### [Listed records]
····················

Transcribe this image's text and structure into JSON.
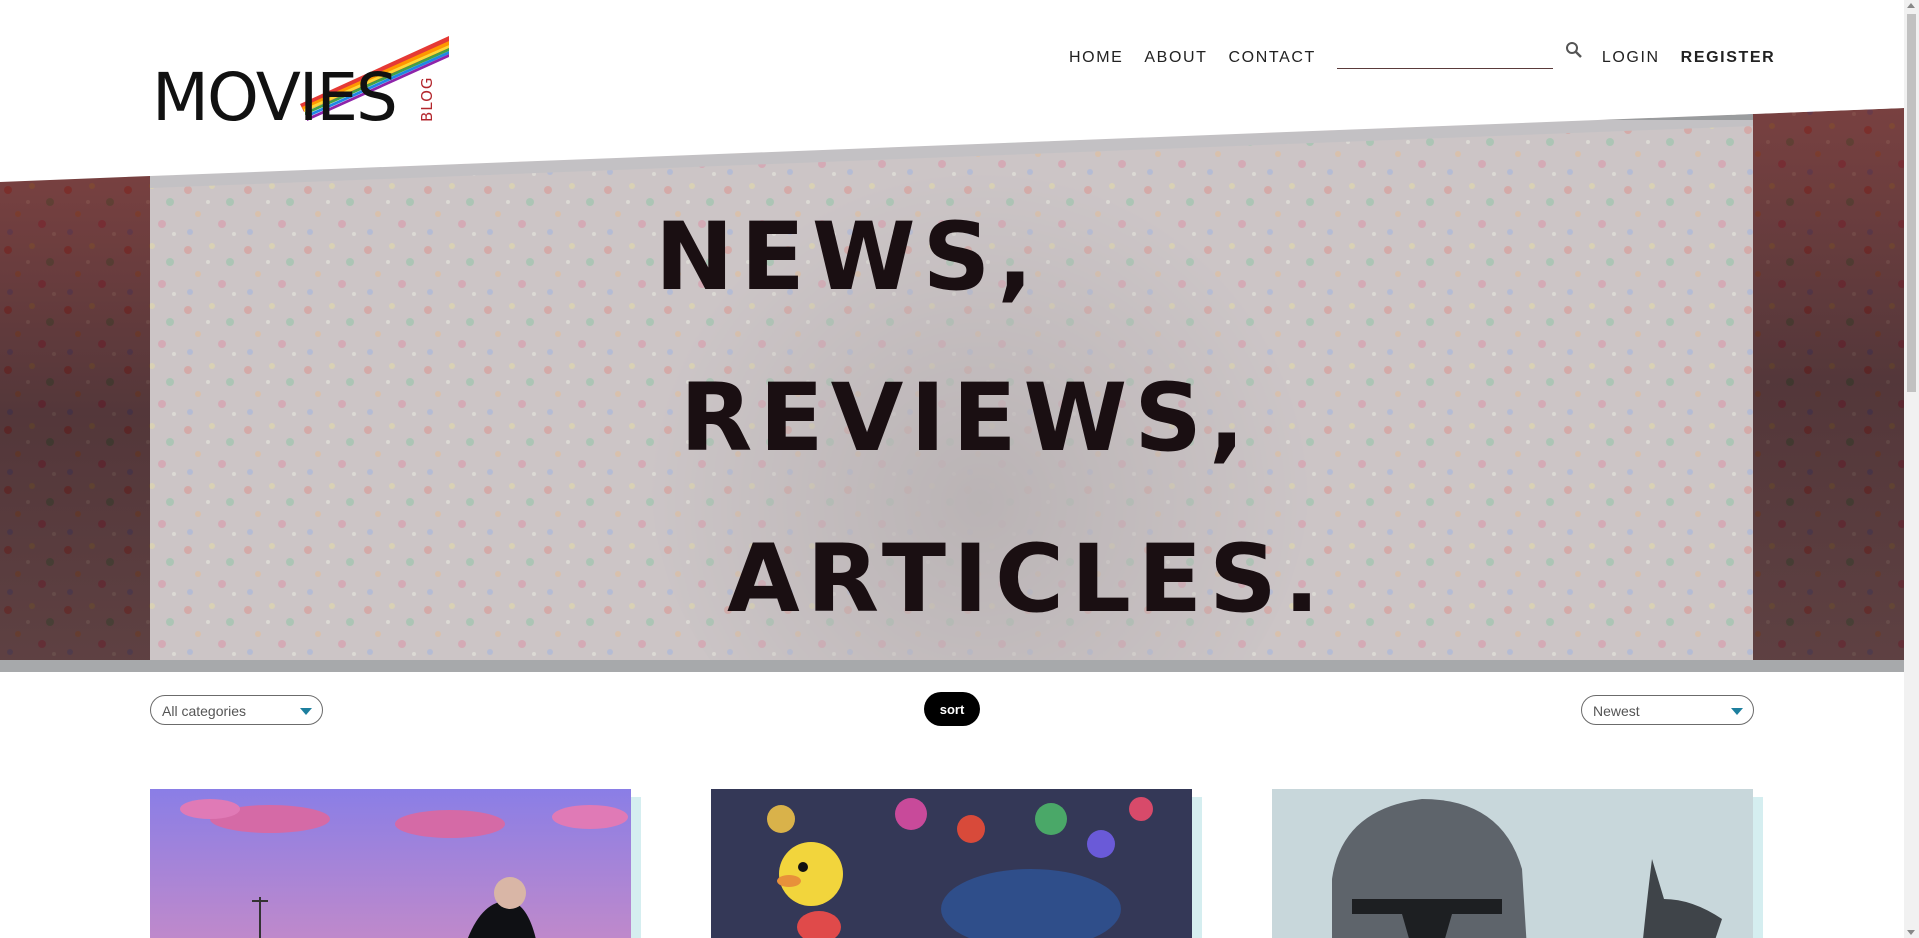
{
  "logo": {
    "main_text": "MOVIES",
    "sub_text": "BLOG"
  },
  "nav": {
    "home": "HOME",
    "about": "ABOUT",
    "contact": "CONTACT",
    "search_placeholder": "",
    "login": "LOGIN",
    "register": "REGISTER"
  },
  "hero": {
    "line1": "NEWS,",
    "line2": "REVIEWS,",
    "line3": "ARTICLES."
  },
  "filters": {
    "category_selected": "All categories",
    "sort_button": "sort",
    "order_selected": "Newest"
  },
  "cards": [
    {
      "image": "man-on-beach-purple-sky"
    },
    {
      "image": "duck-toy-carnival-wall"
    },
    {
      "image": "helmet-on-grey"
    }
  ],
  "colors": {
    "accent_caret": "#1d7f9e",
    "card_shadow": "#d5eef0",
    "hero_band": "#a7a9ab"
  }
}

····················

### [Exercise details]
Filter for "image". Return all lines that hold it.

### [Output of the task]
Transcribe this image's text and structure into JSON.
      "image": "man-on-beach-purple-sky"
      "image": "duck-toy-carnival-wall"
      "image": "helmet-on-grey"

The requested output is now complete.